Aim: Nothing in the records may be left out or altered; reproduce them all exactly.

Dataset rows about figures:
..............................
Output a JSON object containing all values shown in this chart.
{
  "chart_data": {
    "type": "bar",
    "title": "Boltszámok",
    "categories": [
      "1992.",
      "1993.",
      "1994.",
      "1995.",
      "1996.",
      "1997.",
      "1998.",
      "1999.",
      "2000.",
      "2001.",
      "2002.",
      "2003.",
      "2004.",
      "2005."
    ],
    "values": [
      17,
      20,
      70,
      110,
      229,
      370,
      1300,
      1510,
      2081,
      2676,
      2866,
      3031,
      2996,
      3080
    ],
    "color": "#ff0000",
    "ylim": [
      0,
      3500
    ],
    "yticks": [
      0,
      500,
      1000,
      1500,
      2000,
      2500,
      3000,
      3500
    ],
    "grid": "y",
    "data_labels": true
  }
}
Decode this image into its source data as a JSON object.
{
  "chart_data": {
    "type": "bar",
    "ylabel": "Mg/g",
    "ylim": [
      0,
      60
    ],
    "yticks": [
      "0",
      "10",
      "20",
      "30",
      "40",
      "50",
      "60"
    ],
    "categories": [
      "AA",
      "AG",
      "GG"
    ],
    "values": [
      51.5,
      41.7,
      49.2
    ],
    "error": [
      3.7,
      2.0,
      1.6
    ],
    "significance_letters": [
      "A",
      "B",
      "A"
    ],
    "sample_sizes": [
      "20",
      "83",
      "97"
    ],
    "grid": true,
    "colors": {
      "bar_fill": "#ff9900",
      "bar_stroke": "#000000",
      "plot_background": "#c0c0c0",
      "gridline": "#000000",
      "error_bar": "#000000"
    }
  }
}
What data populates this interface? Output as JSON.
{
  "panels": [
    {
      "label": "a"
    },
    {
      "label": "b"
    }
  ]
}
..............................
The result:
Output a JSON object containing all values shown in this chart.
{
  "chart_data": {
    "type": "bar",
    "title": "Boltszámok",
    "categories": [
      "1992.",
      "1993.",
      "1994.",
      "1995.",
      "1996.",
      "1997.",
      "1998.",
      "1999.",
      "2000.",
      "2001.",
      "2002.",
      "2003.",
      "2004.",
      "2005."
    ],
    "values": [
      17,
      20,
      70,
      110,
      229,
      370,
      1300,
      1510,
      2081,
      2676,
      2866,
      3031,
      2996,
      3080
    ],
    "color": "#ff0000",
    "ylim": [
      0,
      3500
    ],
    "yticks": [
      0,
      500,
      1000,
      1500,
      2000,
      2500,
      3000,
      3500
    ],
    "grid": "y",
    "data_labels": true
  }
}
Decode this image into its source data as a JSON object.
{
  "chart_data": {
    "type": "bar",
    "ylabel": "Mg/g",
    "ylim": [
      0,
      60
    ],
    "yticks": [
      "0",
      "10",
      "20",
      "30",
      "40",
      "50",
      "60"
    ],
    "categories": [
      "AA",
      "AG",
      "GG"
    ],
    "values": [
      51.5,
      41.7,
      49.2
    ],
    "error": [
      3.7,
      2.0,
      1.6
    ],
    "significance_letters": [
      "A",
      "B",
      "A"
    ],
    "sample_sizes": [
      "20",
      "83",
      "97"
    ],
    "grid": true,
    "colors": {
      "bar_fill": "#ff9900",
      "bar_stroke": "#000000",
      "plot_background": "#c0c0c0",
      "gridline": "#000000",
      "error_bar": "#000000"
    }
  }
}
What data populates this interface? Output as JSON.
{
  "panels": [
    {
      "label": "a"
    },
    {
      "label": "b"
    }
  ]
}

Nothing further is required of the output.